** start **

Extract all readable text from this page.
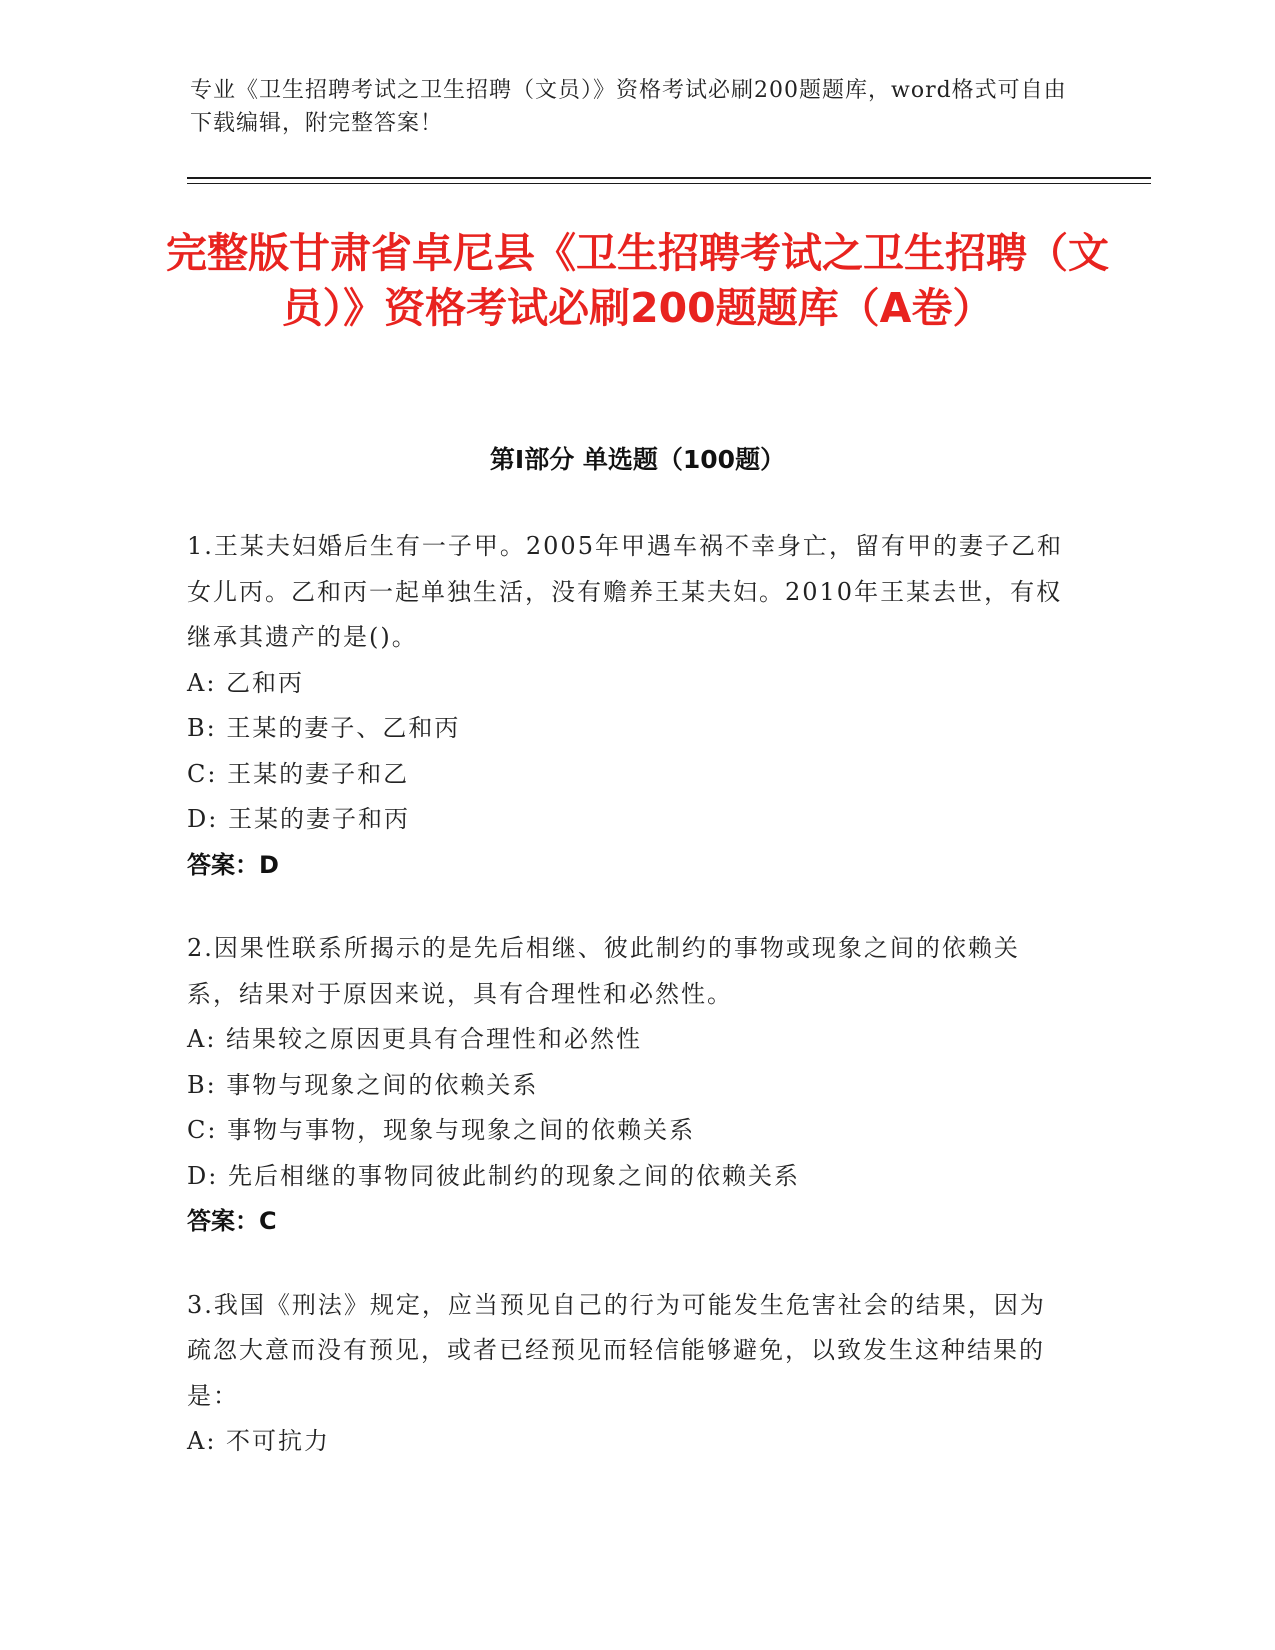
专业《卫生招聘考试之卫生招聘（文员）》资格考试必刷200题题库，word格式可自由下载编辑，附完整答案！
完整版甘肃省卓尼县《卫生招聘考试之卫生招聘（文员）》资格考试必刷200题题库（A卷）
第Ⅰ部分 单选题（100题）
1.王某夫妇婚后生有一子甲。2005年甲遇车祸不幸身亡，留有甲的妻子乙和女儿丙。乙和丙一起单独生活，没有赡养王某夫妇。2010年王某去世，有权继承其遗产的是()。
A: 乙和丙
B: 王某的妻子、乙和丙
C: 王某的妻子和乙
D: 王某的妻子和丙
答案：D
2.因果性联系所揭示的是先后相继、彼此制约的事物或现象之间的依赖关系，结果对于原因来说，具有合理性和必然性。
A: 结果较之原因更具有合理性和必然性
B: 事物与现象之间的依赖关系
C: 事物与事物，现象与现象之间的依赖关系
D: 先后相继的事物同彼此制约的现象之间的依赖关系
答案：C
3.我国《刑法》规定，应当预见自己的行为可能发生危害社会的结果，因为疏忽大意而没有预见，或者已经预见而轻信能够避免，以致发生这种结果的是：
A: 不可抗力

** end **

- _Exercise requirements_:
Keep the pictures out of the copy and write out the data exactly as it stands.

- _Solution for this task_:
Extract all readable text from this page.
专业《卫生招聘考试之卫生招聘（文员）》资格考试必刷200题题库，word格式可自由下载编辑，附完整答案！
完整版甘肃省卓尼县《卫生招聘考试之卫生招聘（文员）》资格考试必刷200题题库（A卷）
第Ⅰ部分 单选题（100题）
1.王某夫妇婚后生有一子甲。2005年甲遇车祸不幸身亡，留有甲的妻子乙和女儿丙。乙和丙一起单独生活，没有赡养王某夫妇。2010年王某去世，有权继承其遗产的是()。
A: 乙和丙
B: 王某的妻子、乙和丙
C: 王某的妻子和乙
D: 王某的妻子和丙
答案：D
2.因果性联系所揭示的是先后相继、彼此制约的事物或现象之间的依赖关系，结果对于原因来说，具有合理性和必然性。
A: 结果较之原因更具有合理性和必然性
B: 事物与现象之间的依赖关系
C: 事物与事物，现象与现象之间的依赖关系
D: 先后相继的事物同彼此制约的现象之间的依赖关系
答案：C
3.我国《刑法》规定，应当预见自己的行为可能发生危害社会的结果，因为疏忽大意而没有预见，或者已经预见而轻信能够避免，以致发生这种结果的是：
A: 不可抗力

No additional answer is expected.